Supplied data
'''

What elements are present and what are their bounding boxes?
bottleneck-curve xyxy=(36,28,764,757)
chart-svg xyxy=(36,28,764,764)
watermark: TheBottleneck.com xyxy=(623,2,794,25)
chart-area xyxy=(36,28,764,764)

'''

Written request
Reproduce the listing above line for line, with no changes.

Result of this task
What elements are present and what are their bounding boxes?
bottleneck-curve xyxy=(36,28,764,757)
chart-svg xyxy=(36,28,764,764)
watermark: TheBottleneck.com xyxy=(623,2,794,25)
chart-area xyxy=(36,28,764,764)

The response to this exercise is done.